[Directions for this task] Scan the following material for the string "pour" and copy each line in which it appears.

[Material]
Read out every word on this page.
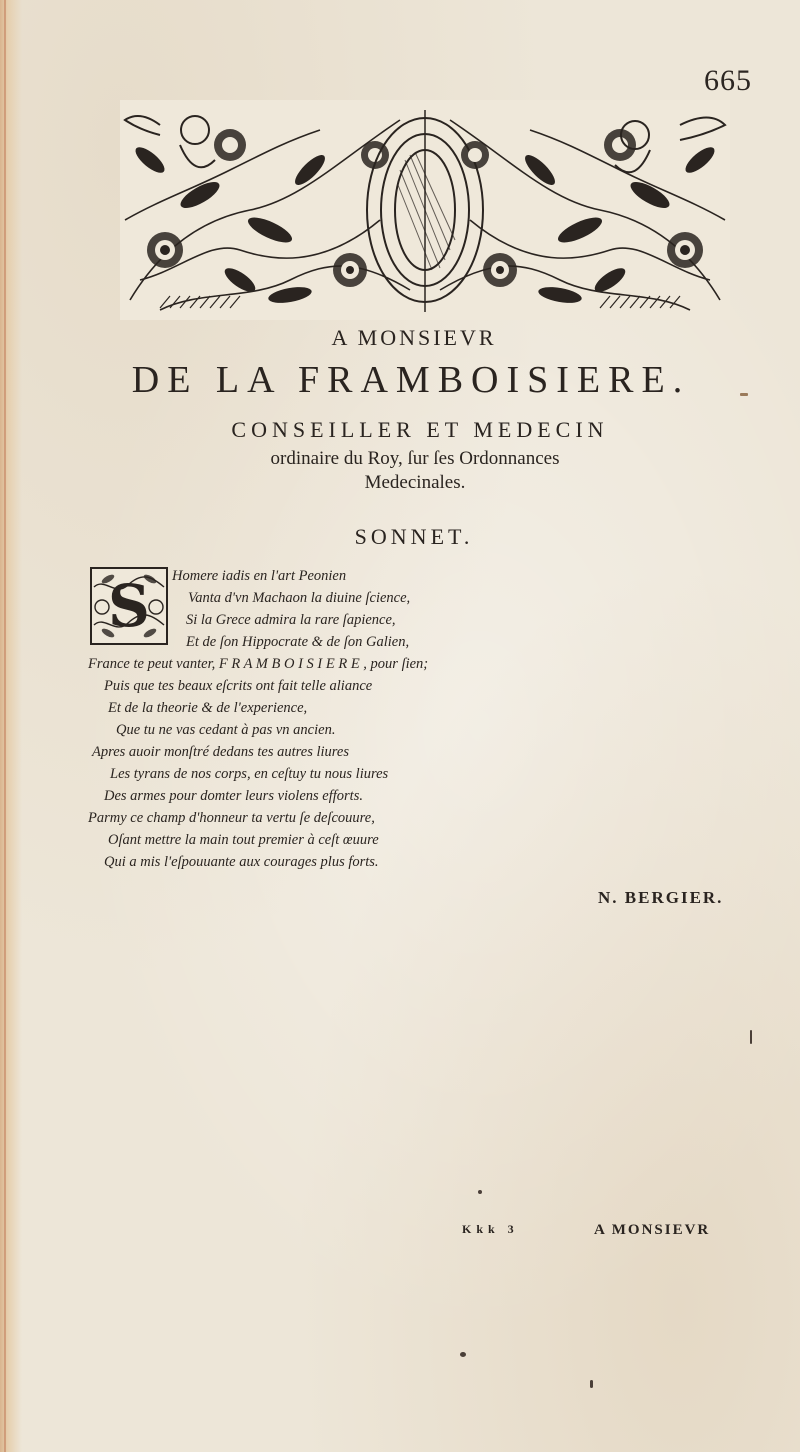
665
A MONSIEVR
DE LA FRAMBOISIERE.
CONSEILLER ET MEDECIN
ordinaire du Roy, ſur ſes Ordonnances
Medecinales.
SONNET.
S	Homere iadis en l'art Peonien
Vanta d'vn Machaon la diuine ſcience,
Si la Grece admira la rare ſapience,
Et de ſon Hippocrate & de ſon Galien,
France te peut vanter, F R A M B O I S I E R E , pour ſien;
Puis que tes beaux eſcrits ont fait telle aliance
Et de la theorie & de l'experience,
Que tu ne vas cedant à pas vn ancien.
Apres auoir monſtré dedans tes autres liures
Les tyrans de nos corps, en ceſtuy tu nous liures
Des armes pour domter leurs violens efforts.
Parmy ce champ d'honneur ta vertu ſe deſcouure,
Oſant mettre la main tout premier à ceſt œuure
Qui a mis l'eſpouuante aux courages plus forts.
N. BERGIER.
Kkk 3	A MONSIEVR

---

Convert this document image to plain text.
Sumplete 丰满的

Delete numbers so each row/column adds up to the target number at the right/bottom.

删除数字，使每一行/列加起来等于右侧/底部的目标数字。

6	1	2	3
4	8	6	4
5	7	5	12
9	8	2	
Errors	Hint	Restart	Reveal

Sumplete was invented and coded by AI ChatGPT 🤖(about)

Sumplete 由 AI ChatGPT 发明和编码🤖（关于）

[Correct answer]
France te peut vanter, F R A M B O I S I E R E , pour ſien;
Des armes pour domter leurs violens efforts.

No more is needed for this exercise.